- **练习说明**: 根据文本节选，解码器在输出之前采用哪种激活函数？

- **文本节选**:
[神经机器翻译理论与实作] Google Translate的神奇武器- Seq2Seq (III)

前言

今天继续我们未完成的建模大业吧！

我们要建立的seq2seq模型由LSTM编码器与解码器串接而成：

写一个简单的seq2seq网络吧－续

我们使用 Keras API 进行建模。值得注意的是，值得注意的是 keras API 已经被整合进 tensorflow 框架当中，因此不建议直接引入 Keras ，而是从 tensorflow 中引入 Keras：

from tensorflow import keras as K

建立Encoder-Decoder模型

为了建立神经网络模型，我们引入 Keras API 中写好的单层神经元类别：

Input ：建立输入层物件，可以指定资料维度是「 批次处理资料笔数 × 单笔资料张量维度 」
LSTM ：单层 LSTM 细胞，可以指定 hidden state 与 cell state 向量之维度
Dense ：全连接层（ fully connected layer, FC ），为了预测输出序列的每一个时间点最可能出现之单词向量

from tensorflow.keras.layers import Input, LSTM, Dense
from tensorflow.keras.models import Model

正式建立编码器罗！注意的是我们希望 seq2seq 神经网络能够一次处理多笔资料，指定了输入层资料张量维度以 None 最为开头，并接续单笔资料的维度（不重复 tokens 的总数）。我们也透过 LSTM 物件指定编码器内部 hidden state 与 cell state 皆为 256维向量，透过在实体化 LSTM 物件时设定 return_state = True 让两个内部状态依时间序传递於各个 LSTM 小单元。而编码器的输出值不会被接收，不需使用变数承接。

latent_dim = 256
# Build an encoder LSTM
encoder_inputs = Input(shape = (None, num_encoder_tokens))
encoder_lstm = LSTM(latent_dim, return_state = True)
# Discard encoder_outputs
_, state_hidden, state_cell = encoder_lstm(encoder_inputs)
encoder_states = [state_hidden, state_cell]

现在轮到解码器的建构了！这里要注意解码器的内部会回传前一个输出值，因此必须在实体化 LSTM 物件时加入 return_sequences = True 的设定。在解码器输出之前会经过激活函数（ activation function ），将当下时间的输出分类到最可能出现的 token 。由於输出向量中每个 tokens 的栏位皆被分配机率，属於多类分类问题（ multi-class classification ），我们采用 softmax 当作激活函数。

decoder_inputs = Input(shape = (None, num_decoder_tokens))
decoder_lstm = LSTM(latent_dim, return_sequences = True, return_state = True)
decoder_outputs, decoder_state_hidden, decoder_state_cell = decoder_lstm(decoder_inputs, initial_state = encoder_states)
decoder_dense = Dense(num_decoder_tokens, activation = "softmax")
decoder_outputs = decoder_dense(decoder_outputs)

并且利用 Model 类别串联建立好的编码器与解码器，注意 seq2seq 模型整体的输入分别为编码器的输入连同解码器的输入，整体的输出则为仅为解码器的输出。

由於翻译是多类分类问题，指定损失函数设定为 categorical_crossentropy ，找寻损失函数的梯度下降演算法为 Adam ，并且测量模型的精确度：

# Build a seq2seq model
my_seq2seq = Model([encoder_inputs, decoder_inputs], decoder_outputs, name = "seq2seq_Eng-Span_translator")
my_seq2seq.summary()
my_seq2seq.compile(
    optimizer = "adam",
    loss = "categorical_crossentropy",
    metrics = ["accuracy"]
)

模型学习

开始训练翻译器模型并回顾训练过程中损失函数及准确度的变化：

batch_size = 50
epochs = 500

# Start training with a GPU
with tf.device("/GPU:0"):
    start = time.time()

- **数据摘录**:
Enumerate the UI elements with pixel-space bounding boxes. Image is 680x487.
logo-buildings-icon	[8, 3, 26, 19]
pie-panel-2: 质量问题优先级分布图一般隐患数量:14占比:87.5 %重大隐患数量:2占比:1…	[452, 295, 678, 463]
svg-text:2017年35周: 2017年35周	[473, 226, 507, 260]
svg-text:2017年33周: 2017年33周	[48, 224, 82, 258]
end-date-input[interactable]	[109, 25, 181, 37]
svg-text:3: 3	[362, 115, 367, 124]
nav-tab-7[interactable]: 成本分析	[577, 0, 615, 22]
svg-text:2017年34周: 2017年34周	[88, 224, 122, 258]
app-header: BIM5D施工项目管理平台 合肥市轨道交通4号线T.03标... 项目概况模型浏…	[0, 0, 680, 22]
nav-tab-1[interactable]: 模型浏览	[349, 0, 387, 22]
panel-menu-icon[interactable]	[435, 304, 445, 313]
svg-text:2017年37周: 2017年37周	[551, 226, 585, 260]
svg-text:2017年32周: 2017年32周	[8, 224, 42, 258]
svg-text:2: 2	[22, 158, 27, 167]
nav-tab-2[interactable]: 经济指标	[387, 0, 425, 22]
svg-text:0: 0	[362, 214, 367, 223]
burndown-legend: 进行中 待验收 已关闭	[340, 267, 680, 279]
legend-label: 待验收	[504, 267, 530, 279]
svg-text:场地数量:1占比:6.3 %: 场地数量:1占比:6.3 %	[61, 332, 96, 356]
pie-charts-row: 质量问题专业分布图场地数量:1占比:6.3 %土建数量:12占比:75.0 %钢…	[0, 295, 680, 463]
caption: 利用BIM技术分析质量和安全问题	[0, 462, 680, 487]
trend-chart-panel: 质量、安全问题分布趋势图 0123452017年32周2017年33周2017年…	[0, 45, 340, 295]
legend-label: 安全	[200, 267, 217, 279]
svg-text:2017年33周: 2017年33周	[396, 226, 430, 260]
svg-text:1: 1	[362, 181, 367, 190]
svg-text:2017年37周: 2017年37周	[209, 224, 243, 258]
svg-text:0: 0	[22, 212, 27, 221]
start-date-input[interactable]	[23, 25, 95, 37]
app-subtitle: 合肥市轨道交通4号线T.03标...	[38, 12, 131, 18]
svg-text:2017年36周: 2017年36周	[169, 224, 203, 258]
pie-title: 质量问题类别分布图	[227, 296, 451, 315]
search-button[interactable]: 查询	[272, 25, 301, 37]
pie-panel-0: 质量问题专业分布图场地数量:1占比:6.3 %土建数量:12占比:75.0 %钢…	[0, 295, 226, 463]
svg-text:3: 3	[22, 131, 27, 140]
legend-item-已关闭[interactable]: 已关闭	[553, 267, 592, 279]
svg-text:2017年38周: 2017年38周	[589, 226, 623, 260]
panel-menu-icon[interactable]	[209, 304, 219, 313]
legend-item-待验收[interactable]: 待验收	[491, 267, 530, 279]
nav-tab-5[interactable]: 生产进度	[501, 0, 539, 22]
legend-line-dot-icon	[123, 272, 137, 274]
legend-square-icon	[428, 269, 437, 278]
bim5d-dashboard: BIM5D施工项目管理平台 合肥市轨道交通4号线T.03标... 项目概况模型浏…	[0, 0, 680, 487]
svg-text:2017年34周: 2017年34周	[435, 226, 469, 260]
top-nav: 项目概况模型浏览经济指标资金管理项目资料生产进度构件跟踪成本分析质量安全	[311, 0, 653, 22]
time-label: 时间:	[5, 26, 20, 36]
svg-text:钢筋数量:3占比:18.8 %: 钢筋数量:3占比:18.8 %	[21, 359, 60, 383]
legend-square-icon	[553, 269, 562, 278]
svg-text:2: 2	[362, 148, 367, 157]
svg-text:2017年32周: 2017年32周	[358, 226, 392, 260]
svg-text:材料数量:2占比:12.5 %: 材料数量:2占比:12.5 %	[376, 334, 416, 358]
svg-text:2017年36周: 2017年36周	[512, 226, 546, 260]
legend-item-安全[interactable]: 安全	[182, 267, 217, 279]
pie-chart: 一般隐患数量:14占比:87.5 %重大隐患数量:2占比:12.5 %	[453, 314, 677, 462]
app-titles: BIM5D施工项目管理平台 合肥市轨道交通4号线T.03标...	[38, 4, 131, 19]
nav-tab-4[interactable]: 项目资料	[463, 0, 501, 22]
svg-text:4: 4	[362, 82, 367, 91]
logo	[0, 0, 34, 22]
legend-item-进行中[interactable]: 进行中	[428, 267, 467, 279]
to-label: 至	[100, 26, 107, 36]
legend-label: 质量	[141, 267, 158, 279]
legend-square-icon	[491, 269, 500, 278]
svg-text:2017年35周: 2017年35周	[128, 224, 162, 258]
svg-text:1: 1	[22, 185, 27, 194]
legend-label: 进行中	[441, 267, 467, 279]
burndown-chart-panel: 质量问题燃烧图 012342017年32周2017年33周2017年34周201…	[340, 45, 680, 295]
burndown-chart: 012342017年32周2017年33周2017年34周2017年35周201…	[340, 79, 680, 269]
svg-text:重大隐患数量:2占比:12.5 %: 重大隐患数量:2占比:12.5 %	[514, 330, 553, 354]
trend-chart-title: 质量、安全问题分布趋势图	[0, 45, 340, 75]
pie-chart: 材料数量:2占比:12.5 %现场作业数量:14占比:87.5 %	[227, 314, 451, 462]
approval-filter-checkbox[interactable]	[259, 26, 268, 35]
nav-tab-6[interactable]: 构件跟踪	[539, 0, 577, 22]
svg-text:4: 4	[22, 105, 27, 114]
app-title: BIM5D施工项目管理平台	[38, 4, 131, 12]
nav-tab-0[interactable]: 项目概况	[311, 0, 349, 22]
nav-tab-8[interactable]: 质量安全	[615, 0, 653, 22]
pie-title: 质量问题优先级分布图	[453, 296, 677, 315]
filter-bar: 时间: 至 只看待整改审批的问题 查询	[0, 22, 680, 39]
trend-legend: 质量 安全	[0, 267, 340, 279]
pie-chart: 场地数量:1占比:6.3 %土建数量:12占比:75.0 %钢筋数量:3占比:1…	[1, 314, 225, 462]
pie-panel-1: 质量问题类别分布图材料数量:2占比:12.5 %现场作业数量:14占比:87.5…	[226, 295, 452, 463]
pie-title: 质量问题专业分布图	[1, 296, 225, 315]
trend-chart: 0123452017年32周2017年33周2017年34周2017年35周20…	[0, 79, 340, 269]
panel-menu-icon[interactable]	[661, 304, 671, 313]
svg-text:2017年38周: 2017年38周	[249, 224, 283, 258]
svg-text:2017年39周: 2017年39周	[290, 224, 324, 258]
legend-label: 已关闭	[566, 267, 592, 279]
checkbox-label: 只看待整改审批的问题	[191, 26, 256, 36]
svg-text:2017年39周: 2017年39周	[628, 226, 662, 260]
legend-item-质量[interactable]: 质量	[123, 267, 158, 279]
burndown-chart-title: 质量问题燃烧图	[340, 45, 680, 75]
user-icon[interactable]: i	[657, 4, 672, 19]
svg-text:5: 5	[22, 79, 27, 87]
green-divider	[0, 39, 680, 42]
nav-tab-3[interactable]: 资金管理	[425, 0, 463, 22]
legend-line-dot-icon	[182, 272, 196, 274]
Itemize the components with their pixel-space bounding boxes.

---

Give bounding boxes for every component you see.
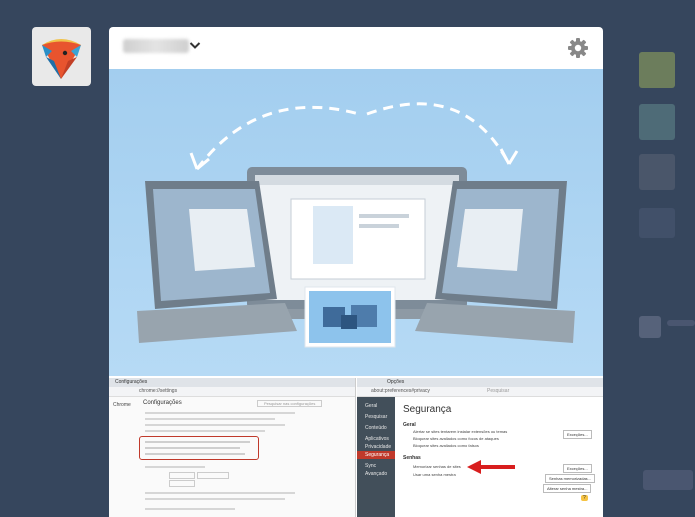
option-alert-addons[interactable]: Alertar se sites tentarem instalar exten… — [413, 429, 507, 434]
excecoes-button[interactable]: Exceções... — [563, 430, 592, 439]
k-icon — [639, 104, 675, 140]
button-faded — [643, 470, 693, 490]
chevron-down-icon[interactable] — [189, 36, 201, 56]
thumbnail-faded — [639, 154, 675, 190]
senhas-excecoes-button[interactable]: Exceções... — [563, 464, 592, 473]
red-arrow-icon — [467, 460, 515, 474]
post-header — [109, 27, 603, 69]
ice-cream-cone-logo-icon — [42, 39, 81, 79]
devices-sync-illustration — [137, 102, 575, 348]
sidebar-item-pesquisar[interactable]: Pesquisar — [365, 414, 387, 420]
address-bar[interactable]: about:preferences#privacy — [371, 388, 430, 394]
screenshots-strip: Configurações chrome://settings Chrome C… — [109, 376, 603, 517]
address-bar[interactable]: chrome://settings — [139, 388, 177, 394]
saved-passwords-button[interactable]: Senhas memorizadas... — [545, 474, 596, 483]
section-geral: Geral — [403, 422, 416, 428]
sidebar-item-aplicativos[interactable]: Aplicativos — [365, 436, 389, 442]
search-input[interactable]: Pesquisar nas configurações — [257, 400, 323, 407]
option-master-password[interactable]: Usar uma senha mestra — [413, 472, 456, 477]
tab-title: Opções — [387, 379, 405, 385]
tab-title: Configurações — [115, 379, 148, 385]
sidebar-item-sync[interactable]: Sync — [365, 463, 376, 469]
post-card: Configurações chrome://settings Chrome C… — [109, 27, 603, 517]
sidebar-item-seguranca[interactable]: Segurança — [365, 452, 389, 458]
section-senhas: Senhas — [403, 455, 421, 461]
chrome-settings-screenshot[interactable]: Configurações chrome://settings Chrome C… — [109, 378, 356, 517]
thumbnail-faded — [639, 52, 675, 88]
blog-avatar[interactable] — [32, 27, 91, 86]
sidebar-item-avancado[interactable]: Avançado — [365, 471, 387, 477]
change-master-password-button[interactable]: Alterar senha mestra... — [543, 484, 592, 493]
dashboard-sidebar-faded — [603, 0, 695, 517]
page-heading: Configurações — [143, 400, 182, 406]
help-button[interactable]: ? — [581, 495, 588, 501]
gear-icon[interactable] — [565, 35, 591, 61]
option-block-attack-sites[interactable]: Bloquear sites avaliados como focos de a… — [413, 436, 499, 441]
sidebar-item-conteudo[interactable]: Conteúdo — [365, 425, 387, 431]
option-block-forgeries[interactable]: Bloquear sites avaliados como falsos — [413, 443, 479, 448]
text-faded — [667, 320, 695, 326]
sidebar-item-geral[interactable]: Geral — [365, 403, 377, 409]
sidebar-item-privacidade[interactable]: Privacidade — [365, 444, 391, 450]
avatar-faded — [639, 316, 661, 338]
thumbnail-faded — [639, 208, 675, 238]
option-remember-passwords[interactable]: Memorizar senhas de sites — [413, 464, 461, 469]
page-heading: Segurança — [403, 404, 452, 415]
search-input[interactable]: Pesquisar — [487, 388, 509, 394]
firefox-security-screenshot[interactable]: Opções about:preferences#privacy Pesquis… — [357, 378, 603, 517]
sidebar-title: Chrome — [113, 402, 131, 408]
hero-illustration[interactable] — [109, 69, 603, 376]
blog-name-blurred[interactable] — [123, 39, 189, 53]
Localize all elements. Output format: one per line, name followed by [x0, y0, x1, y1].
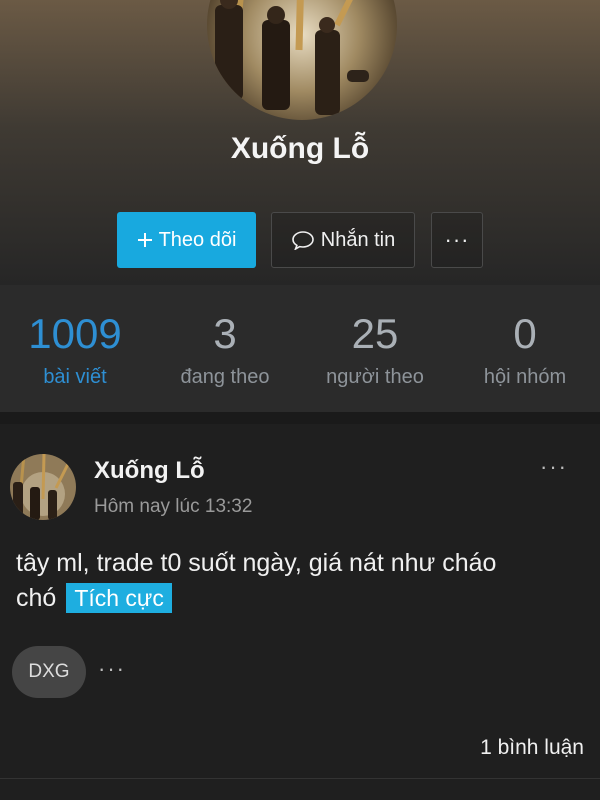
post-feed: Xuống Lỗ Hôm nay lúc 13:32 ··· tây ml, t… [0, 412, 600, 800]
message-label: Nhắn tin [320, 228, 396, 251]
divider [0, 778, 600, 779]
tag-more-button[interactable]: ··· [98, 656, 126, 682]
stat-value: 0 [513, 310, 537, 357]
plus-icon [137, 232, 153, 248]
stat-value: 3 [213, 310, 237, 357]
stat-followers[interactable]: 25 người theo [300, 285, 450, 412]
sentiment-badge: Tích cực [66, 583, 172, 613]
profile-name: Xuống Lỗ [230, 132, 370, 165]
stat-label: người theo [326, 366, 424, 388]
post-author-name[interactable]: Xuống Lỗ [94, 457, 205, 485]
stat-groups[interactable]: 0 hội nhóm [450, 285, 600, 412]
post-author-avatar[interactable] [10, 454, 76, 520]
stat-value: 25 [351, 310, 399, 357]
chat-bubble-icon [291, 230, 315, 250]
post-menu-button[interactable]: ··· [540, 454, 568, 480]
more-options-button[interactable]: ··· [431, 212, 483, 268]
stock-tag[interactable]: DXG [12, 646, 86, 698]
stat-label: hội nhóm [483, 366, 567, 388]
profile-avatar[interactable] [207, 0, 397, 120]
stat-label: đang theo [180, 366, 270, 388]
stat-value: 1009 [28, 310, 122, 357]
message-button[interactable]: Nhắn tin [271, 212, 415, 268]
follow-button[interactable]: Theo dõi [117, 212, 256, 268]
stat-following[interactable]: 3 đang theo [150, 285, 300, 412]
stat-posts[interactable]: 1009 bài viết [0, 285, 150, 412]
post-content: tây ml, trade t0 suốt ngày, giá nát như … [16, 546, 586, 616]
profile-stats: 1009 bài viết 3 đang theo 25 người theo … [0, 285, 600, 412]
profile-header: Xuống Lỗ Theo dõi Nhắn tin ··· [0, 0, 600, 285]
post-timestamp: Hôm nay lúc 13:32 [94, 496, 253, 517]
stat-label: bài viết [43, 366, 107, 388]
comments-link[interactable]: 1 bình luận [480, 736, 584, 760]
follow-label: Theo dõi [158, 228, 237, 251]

...

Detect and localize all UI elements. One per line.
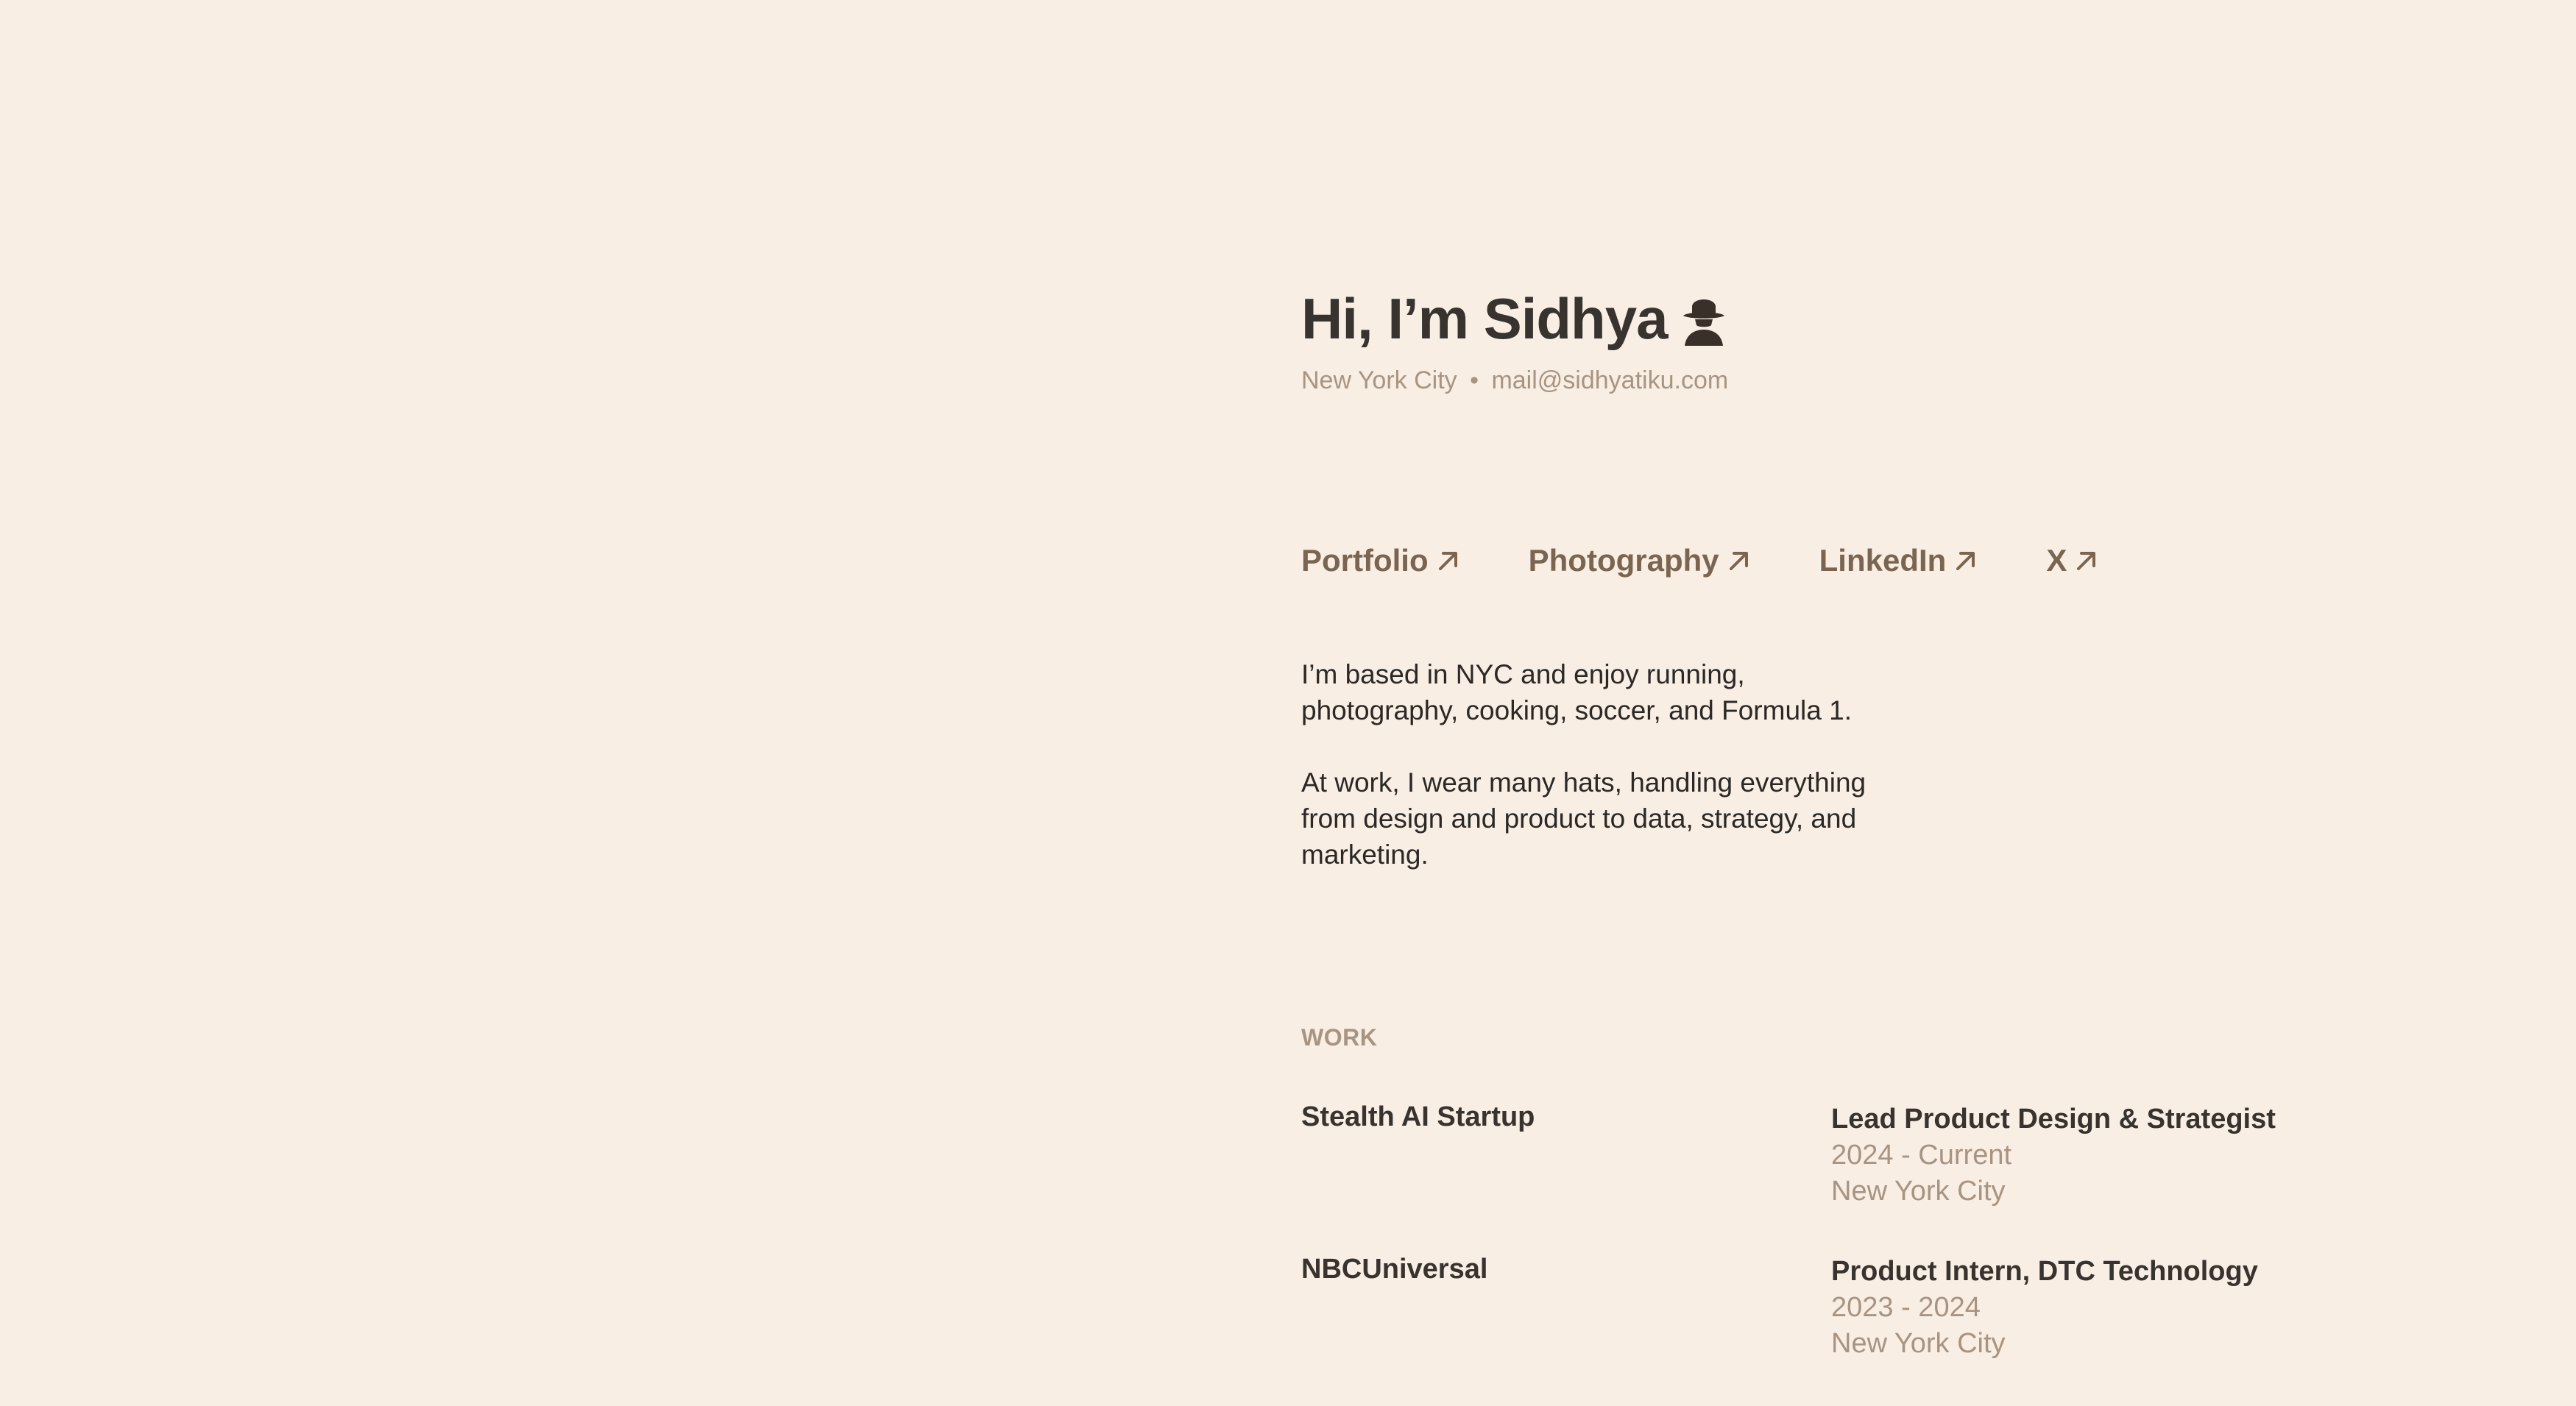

- **作答**: softmax